▶ [TASK REQUIREMENTS]: Output, word for word, every line from the line with "Serialize everything readable" through the final line of the data below.

▶ [TASK DATA]:
********

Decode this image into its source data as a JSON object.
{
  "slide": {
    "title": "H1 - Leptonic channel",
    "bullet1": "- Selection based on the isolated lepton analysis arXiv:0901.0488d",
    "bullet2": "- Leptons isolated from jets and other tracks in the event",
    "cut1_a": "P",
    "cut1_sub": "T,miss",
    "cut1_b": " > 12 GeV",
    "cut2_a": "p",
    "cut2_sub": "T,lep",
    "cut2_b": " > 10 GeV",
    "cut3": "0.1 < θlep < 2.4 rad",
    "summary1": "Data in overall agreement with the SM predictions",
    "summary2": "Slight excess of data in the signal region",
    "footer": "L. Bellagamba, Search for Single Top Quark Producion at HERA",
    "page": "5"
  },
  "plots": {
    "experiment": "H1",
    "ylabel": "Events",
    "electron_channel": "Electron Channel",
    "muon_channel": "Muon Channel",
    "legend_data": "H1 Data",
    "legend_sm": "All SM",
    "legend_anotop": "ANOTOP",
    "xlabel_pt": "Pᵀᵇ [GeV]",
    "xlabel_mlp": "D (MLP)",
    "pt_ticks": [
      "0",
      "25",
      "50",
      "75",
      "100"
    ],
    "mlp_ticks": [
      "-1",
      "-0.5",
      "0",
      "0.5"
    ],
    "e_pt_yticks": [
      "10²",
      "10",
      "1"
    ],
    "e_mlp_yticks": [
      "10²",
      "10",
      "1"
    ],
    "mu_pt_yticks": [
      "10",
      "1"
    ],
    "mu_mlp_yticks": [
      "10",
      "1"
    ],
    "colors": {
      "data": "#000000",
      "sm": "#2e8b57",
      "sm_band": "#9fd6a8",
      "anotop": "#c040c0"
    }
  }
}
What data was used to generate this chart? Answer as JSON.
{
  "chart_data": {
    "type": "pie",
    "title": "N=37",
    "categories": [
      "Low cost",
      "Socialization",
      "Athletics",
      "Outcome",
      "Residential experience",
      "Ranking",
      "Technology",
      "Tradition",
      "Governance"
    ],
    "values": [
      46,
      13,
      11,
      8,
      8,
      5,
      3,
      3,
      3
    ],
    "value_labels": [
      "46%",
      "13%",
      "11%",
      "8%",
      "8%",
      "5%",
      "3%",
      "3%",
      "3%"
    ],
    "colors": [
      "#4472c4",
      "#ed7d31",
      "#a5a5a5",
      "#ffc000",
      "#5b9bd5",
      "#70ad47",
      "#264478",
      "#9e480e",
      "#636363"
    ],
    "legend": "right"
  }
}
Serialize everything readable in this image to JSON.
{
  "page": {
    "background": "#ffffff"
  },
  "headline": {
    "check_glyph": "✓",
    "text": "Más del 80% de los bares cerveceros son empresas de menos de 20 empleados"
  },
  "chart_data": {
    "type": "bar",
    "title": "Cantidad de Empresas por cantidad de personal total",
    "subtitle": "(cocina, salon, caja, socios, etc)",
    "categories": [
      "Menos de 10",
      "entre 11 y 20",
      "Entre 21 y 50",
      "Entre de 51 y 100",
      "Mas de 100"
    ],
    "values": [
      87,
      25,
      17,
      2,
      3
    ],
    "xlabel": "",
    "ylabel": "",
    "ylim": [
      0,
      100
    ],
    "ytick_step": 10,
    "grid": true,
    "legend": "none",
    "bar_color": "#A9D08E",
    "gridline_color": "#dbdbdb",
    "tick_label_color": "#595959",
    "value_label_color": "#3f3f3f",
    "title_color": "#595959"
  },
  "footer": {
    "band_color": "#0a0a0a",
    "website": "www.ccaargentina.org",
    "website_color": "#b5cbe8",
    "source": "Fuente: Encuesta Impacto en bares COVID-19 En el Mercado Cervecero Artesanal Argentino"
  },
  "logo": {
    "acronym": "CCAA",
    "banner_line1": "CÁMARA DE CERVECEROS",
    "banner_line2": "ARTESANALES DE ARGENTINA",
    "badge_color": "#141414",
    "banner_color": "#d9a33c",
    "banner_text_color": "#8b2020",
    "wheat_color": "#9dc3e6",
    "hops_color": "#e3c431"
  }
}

********

▶ [ANSWER TO THE PROBLEM]:
Serialize everything readable in this image to JSON.
{
  "page": {
    "background": "#ffffff"
  },
  "headline": {
    "check_glyph": "✓",
    "text": "Más del 80% de los bares cerveceros son empresas de menos de 20 empleados"
  },
  "chart_data": {
    "type": "bar",
    "title": "Cantidad de Empresas por cantidad de personal total",
    "subtitle": "(cocina, salon, caja, socios, etc)",
    "categories": [
      "Menos de 10",
      "entre 11 y 20",
      "Entre 21 y 50",
      "Entre de 51 y 100",
      "Mas de 100"
    ],
    "values": [
      87,
      25,
      17,
      2,
      3
    ],
    "xlabel": "",
    "ylabel": "",
    "ylim": [
      0,
      100
    ],
    "ytick_step": 10,
    "grid": true,
    "legend": "none",
    "bar_color": "#A9D08E",
    "gridline_color": "#dbdbdb",
    "tick_label_color": "#595959",
    "value_label_color": "#3f3f3f",
    "title_color": "#595959"
  },
  "footer": {
    "band_color": "#0a0a0a",
    "website": "www.ccaargentina.org",
    "website_color": "#b5cbe8",
    "source": "Fuente: Encuesta Impacto en bares COVID-19 En el Mercado Cervecero Artesanal Argentino"
  },
  "logo": {
    "acronym": "CCAA",
    "banner_line1": "CÁMARA DE CERVECEROS",
    "banner_line2": "ARTESANALES DE ARGENTINA",
    "badge_color": "#141414",
    "banner_color": "#d9a33c",
    "banner_text_color": "#8b2020",
    "wheat_color": "#9dc3e6",
    "hops_color": "#e3c431"
  }
}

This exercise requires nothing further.